● **REQUIREMENT**:
Write out all of the records precisely. Skip anything that is a picture.

● **EXTRACTED ENTRIES**:

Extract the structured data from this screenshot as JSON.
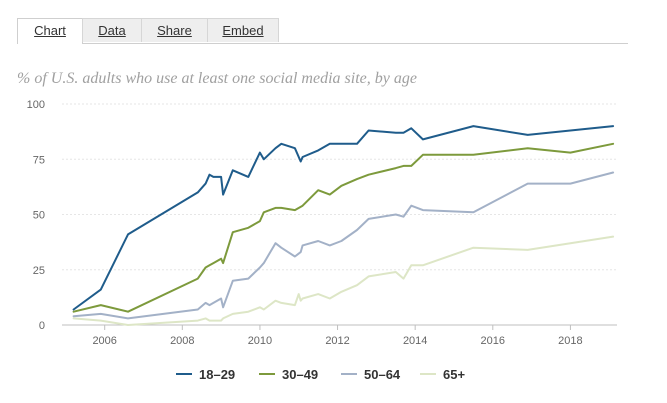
{
  "tabs": [
    {
      "label": "Chart",
      "active": true
    },
    {
      "label": "Data",
      "active": false
    },
    {
      "label": "Share",
      "active": false
    },
    {
      "label": "Embed",
      "active": false
    }
  ],
  "chart_data": {
    "type": "line",
    "title": "% of U.S. adults who use at least one social media site, by age",
    "ylim": [
      0,
      100
    ],
    "yticks": [
      0,
      25,
      50,
      75,
      100
    ],
    "xlim": [
      2004.9,
      2019.2
    ],
    "xticks": [
      2006,
      2008,
      2010,
      2012,
      2014,
      2016,
      2018
    ],
    "grid": "horizontal",
    "legend_position": "bottom",
    "series": [
      {
        "name": "18–29",
        "color": "#1f5c8b",
        "points": [
          [
            2005.2,
            7
          ],
          [
            2005.9,
            16
          ],
          [
            2006.6,
            41
          ],
          [
            2008.4,
            60
          ],
          [
            2008.6,
            64
          ],
          [
            2008.7,
            68
          ],
          [
            2008.8,
            67
          ],
          [
            2009.0,
            67
          ],
          [
            2009.05,
            59
          ],
          [
            2009.3,
            70
          ],
          [
            2009.7,
            67
          ],
          [
            2010.0,
            78
          ],
          [
            2010.1,
            75
          ],
          [
            2010.4,
            80
          ],
          [
            2010.55,
            82
          ],
          [
            2010.9,
            80
          ],
          [
            2011.05,
            74
          ],
          [
            2011.1,
            76
          ],
          [
            2011.5,
            79
          ],
          [
            2011.8,
            82
          ],
          [
            2012.1,
            82
          ],
          [
            2012.5,
            82
          ],
          [
            2012.8,
            88
          ],
          [
            2013.5,
            87
          ],
          [
            2013.7,
            87
          ],
          [
            2013.9,
            89
          ],
          [
            2014.2,
            84
          ],
          [
            2015.5,
            90
          ],
          [
            2016.9,
            86
          ],
          [
            2018.0,
            88
          ],
          [
            2019.1,
            90
          ]
        ]
      },
      {
        "name": "30–49",
        "color": "#7d9a3c",
        "points": [
          [
            2005.2,
            6
          ],
          [
            2005.9,
            9
          ],
          [
            2006.6,
            6
          ],
          [
            2008.4,
            21
          ],
          [
            2008.6,
            26
          ],
          [
            2008.7,
            27
          ],
          [
            2008.8,
            28
          ],
          [
            2009.0,
            30
          ],
          [
            2009.05,
            28
          ],
          [
            2009.3,
            42
          ],
          [
            2009.7,
            44
          ],
          [
            2010.0,
            47
          ],
          [
            2010.1,
            51
          ],
          [
            2010.4,
            53
          ],
          [
            2010.55,
            53
          ],
          [
            2010.9,
            52
          ],
          [
            2011.1,
            54
          ],
          [
            2011.5,
            61
          ],
          [
            2011.8,
            59
          ],
          [
            2012.1,
            63
          ],
          [
            2012.5,
            66
          ],
          [
            2012.8,
            68
          ],
          [
            2013.5,
            71
          ],
          [
            2013.7,
            72
          ],
          [
            2013.9,
            72
          ],
          [
            2014.2,
            77
          ],
          [
            2015.5,
            77
          ],
          [
            2016.9,
            80
          ],
          [
            2018.0,
            78
          ],
          [
            2019.1,
            82
          ]
        ]
      },
      {
        "name": "50–64",
        "color": "#a3b1c7",
        "points": [
          [
            2005.2,
            4
          ],
          [
            2005.9,
            5
          ],
          [
            2006.6,
            3
          ],
          [
            2008.4,
            7
          ],
          [
            2008.6,
            10
          ],
          [
            2008.7,
            9
          ],
          [
            2008.8,
            10
          ],
          [
            2009.0,
            12
          ],
          [
            2009.05,
            8
          ],
          [
            2009.3,
            20
          ],
          [
            2009.7,
            21
          ],
          [
            2010.0,
            26
          ],
          [
            2010.1,
            28
          ],
          [
            2010.4,
            37
          ],
          [
            2010.55,
            35
          ],
          [
            2010.9,
            31
          ],
          [
            2011.05,
            33
          ],
          [
            2011.1,
            36
          ],
          [
            2011.5,
            38
          ],
          [
            2011.8,
            36
          ],
          [
            2012.1,
            38
          ],
          [
            2012.5,
            43
          ],
          [
            2012.8,
            48
          ],
          [
            2013.5,
            50
          ],
          [
            2013.7,
            49
          ],
          [
            2013.9,
            54
          ],
          [
            2014.2,
            52
          ],
          [
            2015.5,
            51
          ],
          [
            2016.9,
            64
          ],
          [
            2018.0,
            64
          ],
          [
            2019.1,
            69
          ]
        ]
      },
      {
        "name": "65+",
        "color": "#dde6c6",
        "points": [
          [
            2005.2,
            3
          ],
          [
            2005.9,
            2
          ],
          [
            2006.6,
            0
          ],
          [
            2008.4,
            2
          ],
          [
            2008.6,
            3
          ],
          [
            2008.7,
            2
          ],
          [
            2008.8,
            2
          ],
          [
            2009.0,
            2
          ],
          [
            2009.05,
            3
          ],
          [
            2009.3,
            5
          ],
          [
            2009.7,
            6
          ],
          [
            2010.0,
            8
          ],
          [
            2010.1,
            7
          ],
          [
            2010.4,
            11
          ],
          [
            2010.55,
            10
          ],
          [
            2010.9,
            9
          ],
          [
            2011.0,
            14
          ],
          [
            2011.05,
            11
          ],
          [
            2011.1,
            12
          ],
          [
            2011.5,
            14
          ],
          [
            2011.8,
            12
          ],
          [
            2012.1,
            15
          ],
          [
            2012.5,
            18
          ],
          [
            2012.8,
            22
          ],
          [
            2013.5,
            24
          ],
          [
            2013.7,
            21
          ],
          [
            2013.9,
            27
          ],
          [
            2014.2,
            27
          ],
          [
            2015.5,
            35
          ],
          [
            2016.9,
            34
          ],
          [
            2018.0,
            37
          ],
          [
            2019.1,
            40
          ]
        ]
      }
    ]
  }
}
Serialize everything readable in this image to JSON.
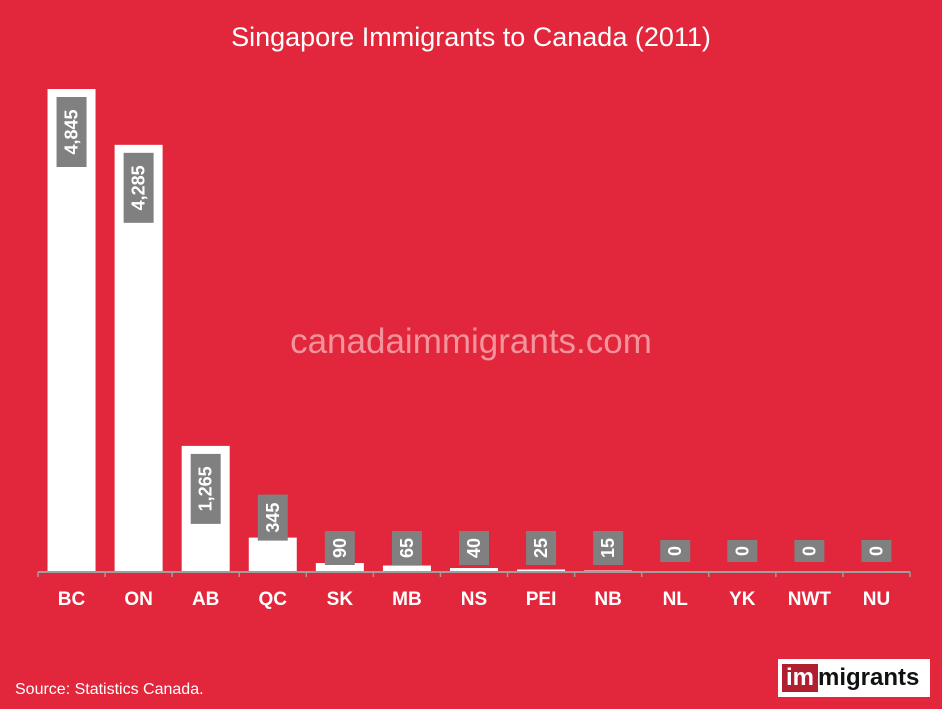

● **SOLUTION**:
Extract the structured data from this screenshot as JSON.
{
  "tabs": [
    {
      "label": "Chart",
      "active": true
    },
    {
      "label": "Data",
      "active": false
    },
    {
      "label": "Share",
      "active": false
    },
    {
      "label": "Embed",
      "active": false
    }
  ],
  "chart_data": {
    "type": "line",
    "title": "% of U.S. adults who use at least one social media site, by age",
    "ylim": [
      0,
      100
    ],
    "yticks": [
      0,
      25,
      50,
      75,
      100
    ],
    "xlim": [
      2004.9,
      2019.2
    ],
    "xticks": [
      2006,
      2008,
      2010,
      2012,
      2014,
      2016,
      2018
    ],
    "grid": "horizontal",
    "legend_position": "bottom",
    "series": [
      {
        "name": "18–29",
        "color": "#1f5c8b",
        "points": [
          [
            2005.2,
            7
          ],
          [
            2005.9,
            16
          ],
          [
            2006.6,
            41
          ],
          [
            2008.4,
            60
          ],
          [
            2008.6,
            64
          ],
          [
            2008.7,
            68
          ],
          [
            2008.8,
            67
          ],
          [
            2009.0,
            67
          ],
          [
            2009.05,
            59
          ],
          [
            2009.3,
            70
          ],
          [
            2009.7,
            67
          ],
          [
            2010.0,
            78
          ],
          [
            2010.1,
            75
          ],
          [
            2010.4,
            80
          ],
          [
            2010.55,
            82
          ],
          [
            2010.9,
            80
          ],
          [
            2011.05,
            74
          ],
          [
            2011.1,
            76
          ],
          [
            2011.5,
            79
          ],
          [
            2011.8,
            82
          ],
          [
            2012.1,
            82
          ],
          [
            2012.5,
            82
          ],
          [
            2012.8,
            88
          ],
          [
            2013.5,
            87
          ],
          [
            2013.7,
            87
          ],
          [
            2013.9,
            89
          ],
          [
            2014.2,
            84
          ],
          [
            2015.5,
            90
          ],
          [
            2016.9,
            86
          ],
          [
            2018.0,
            88
          ],
          [
            2019.1,
            90
          ]
        ]
      },
      {
        "name": "30–49",
        "color": "#7d9a3c",
        "points": [
          [
            2005.2,
            6
          ],
          [
            2005.9,
            9
          ],
          [
            2006.6,
            6
          ],
          [
            2008.4,
            21
          ],
          [
            2008.6,
            26
          ],
          [
            2008.7,
            27
          ],
          [
            2008.8,
            28
          ],
          [
            2009.0,
            30
          ],
          [
            2009.05,
            28
          ],
          [
            2009.3,
            42
          ],
          [
            2009.7,
            44
          ],
          [
            2010.0,
            47
          ],
          [
            2010.1,
            51
          ],
          [
            2010.4,
            53
          ],
          [
            2010.55,
            53
          ],
          [
            2010.9,
            52
          ],
          [
            2011.1,
            54
          ],
          [
            2011.5,
            61
          ],
          [
            2011.8,
            59
          ],
          [
            2012.1,
            63
          ],
          [
            2012.5,
            66
          ],
          [
            2012.8,
            68
          ],
          [
            2013.5,
            71
          ],
          [
            2013.7,
            72
          ],
          [
            2013.9,
            72
          ],
          [
            2014.2,
            77
          ],
          [
            2015.5,
            77
          ],
          [
            2016.9,
            80
          ],
          [
            2018.0,
            78
          ],
          [
            2019.1,
            82
          ]
        ]
      },
      {
        "name": "50–64",
        "color": "#a3b1c7",
        "points": [
          [
            2005.2,
            4
          ],
          [
            2005.9,
            5
          ],
          [
            2006.6,
            3
          ],
          [
            2008.4,
            7
          ],
          [
            2008.6,
            10
          ],
          [
            2008.7,
            9
          ],
          [
            2008.8,
            10
          ],
          [
            2009.0,
            12
          ],
          [
            2009.05,
            8
          ],
          [
            2009.3,
            20
          ],
          [
            2009.7,
            21
          ],
          [
            2010.0,
            26
          ],
          [
            2010.1,
            28
          ],
          [
            2010.4,
            37
          ],
          [
            2010.55,
            35
          ],
          [
            2010.9,
            31
          ],
          [
            2011.05,
            33
          ],
          [
            2011.1,
            36
          ],
          [
            2011.5,
            38
          ],
          [
            2011.8,
            36
          ],
          [
            2012.1,
            38
          ],
          [
            2012.5,
            43
          ],
          [
            2012.8,
            48
          ],
          [
            2013.5,
            50
          ],
          [
            2013.7,
            49
          ],
          [
            2013.9,
            54
          ],
          [
            2014.2,
            52
          ],
          [
            2015.5,
            51
          ],
          [
            2016.9,
            64
          ],
          [
            2018.0,
            64
          ],
          [
            2019.1,
            69
          ]
        ]
      },
      {
        "name": "65+",
        "color": "#dde6c6",
        "points": [
          [
            2005.2,
            3
          ],
          [
            2005.9,
            2
          ],
          [
            2006.6,
            0
          ],
          [
            2008.4,
            2
          ],
          [
            2008.6,
            3
          ],
          [
            2008.7,
            2
          ],
          [
            2008.8,
            2
          ],
          [
            2009.0,
            2
          ],
          [
            2009.05,
            3
          ],
          [
            2009.3,
            5
          ],
          [
            2009.7,
            6
          ],
          [
            2010.0,
            8
          ],
          [
            2010.1,
            7
          ],
          [
            2010.4,
            11
          ],
          [
            2010.55,
            10
          ],
          [
            2010.9,
            9
          ],
          [
            2011.0,
            14
          ],
          [
            2011.05,
            11
          ],
          [
            2011.1,
            12
          ],
          [
            2011.5,
            14
          ],
          [
            2011.8,
            12
          ],
          [
            2012.1,
            15
          ],
          [
            2012.5,
            18
          ],
          [
            2012.8,
            22
          ],
          [
            2013.5,
            24
          ],
          [
            2013.7,
            21
          ],
          [
            2013.9,
            27
          ],
          [
            2014.2,
            27
          ],
          [
            2015.5,
            35
          ],
          [
            2016.9,
            34
          ],
          [
            2018.0,
            37
          ],
          [
            2019.1,
            40
          ]
        ]
      }
    ]
  }
}
Serialize everything readable in this image to JSON.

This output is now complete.